**Work to be completed:**
Pull each line holding the word "screenshot" from the data.

* Begin Supplied material *

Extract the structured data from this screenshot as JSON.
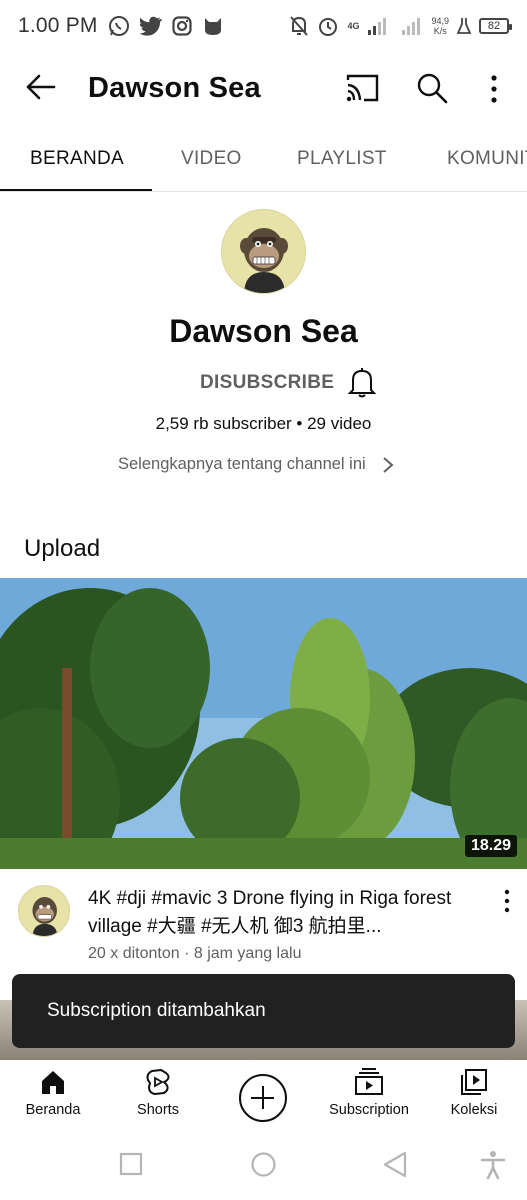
{
  "status_bar": {
    "time": "1.00 PM",
    "app_icons": [
      "whatsapp-icon",
      "twitter-icon",
      "instagram-icon",
      "cat-icon"
    ],
    "network": "4G",
    "speed_value": "94,9",
    "speed_unit": "K/s",
    "battery": "82"
  },
  "app_bar": {
    "title": "Dawson Sea",
    "icons": [
      "back-arrow-icon",
      "cast-icon",
      "search-icon",
      "more-vertical-icon"
    ]
  },
  "tabs": [
    {
      "label": "BERANDA",
      "active": true
    },
    {
      "label": "VIDEO",
      "active": false
    },
    {
      "label": "PLAYLIST",
      "active": false
    },
    {
      "label": "KOMUNITAS",
      "active": false
    }
  ],
  "channel": {
    "name": "Dawson Sea",
    "subscribe_label": "DISUBSCRIBE",
    "stats": "2,59 rb subscriber • 29 video",
    "more_about": "Selengkapnya tentang channel ini"
  },
  "section": {
    "title": "Upload"
  },
  "video": {
    "duration": "18.29",
    "title": "4K #dji #mavic 3 Drone flying in Riga forest village #大疆 #无人机 御3 航拍里...",
    "meta": "20 x ditonton · 8 jam yang lalu"
  },
  "snackbar": {
    "message": "Subscription ditambahkan"
  },
  "bottom_nav": [
    {
      "label": "Beranda",
      "icon": "home-icon"
    },
    {
      "label": "Shorts",
      "icon": "shorts-icon"
    },
    {
      "label": "",
      "icon": "create-icon"
    },
    {
      "label": "Subscription",
      "icon": "subscriptions-icon"
    },
    {
      "label": "Koleksi",
      "icon": "library-icon"
    }
  ],
  "system_nav": [
    "recents-icon",
    "home-circle-icon",
    "back-triangle-icon",
    "accessibility-icon"
  ]
}
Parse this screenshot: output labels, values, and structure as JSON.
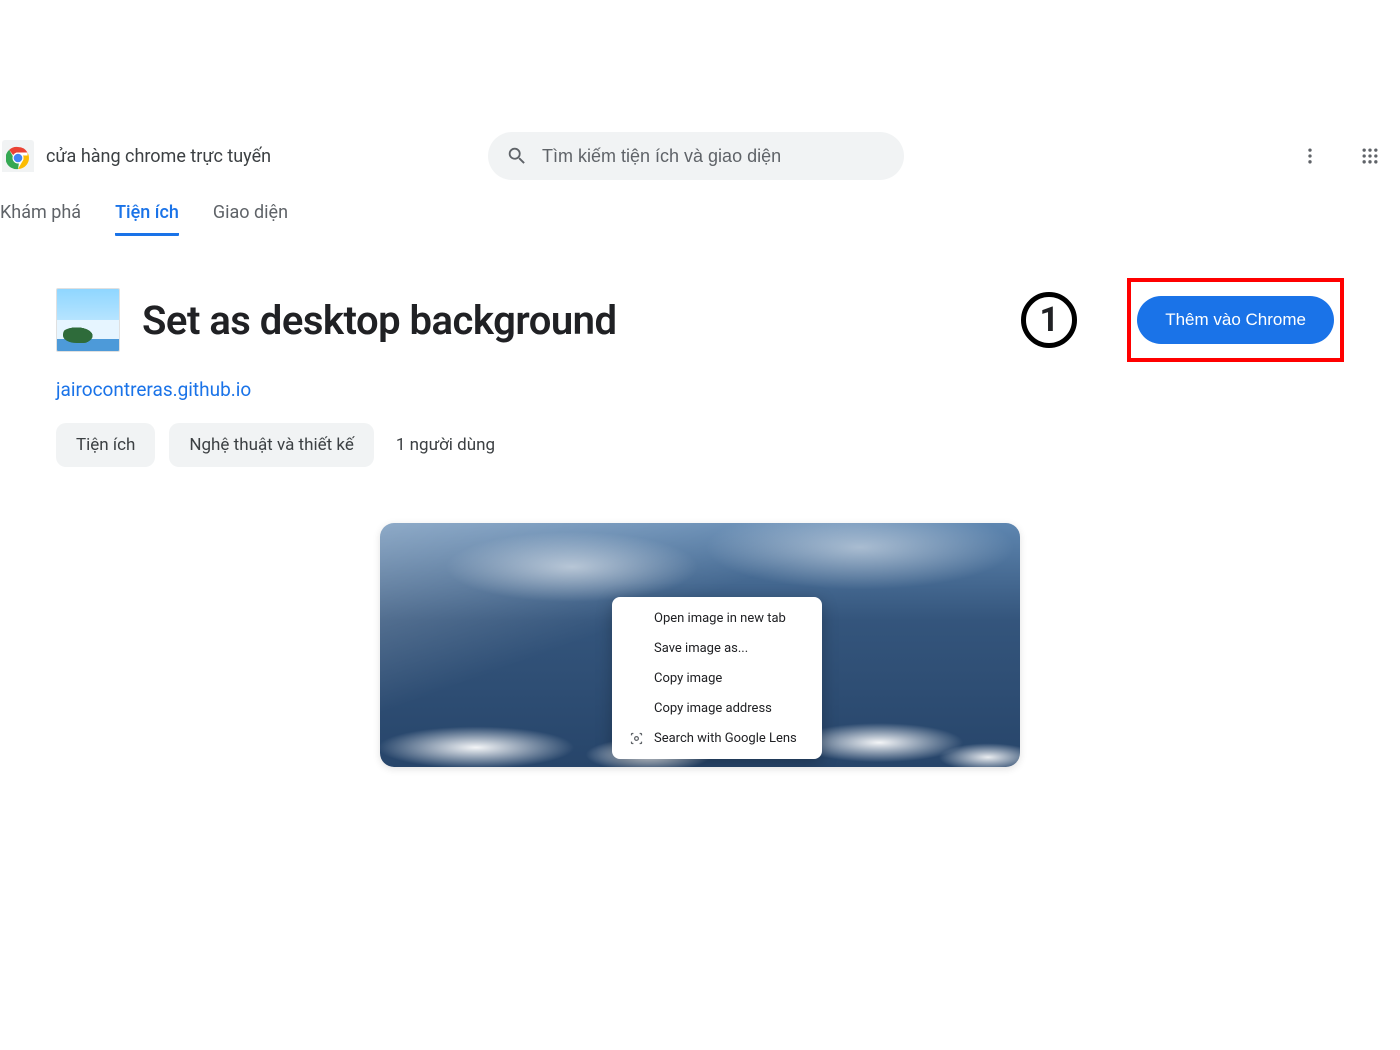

* End Supplied material *

**Output below:**
Extract the structured data from this screenshot as JSON.
Parse this screenshot: output labels, values, and structure as JSON.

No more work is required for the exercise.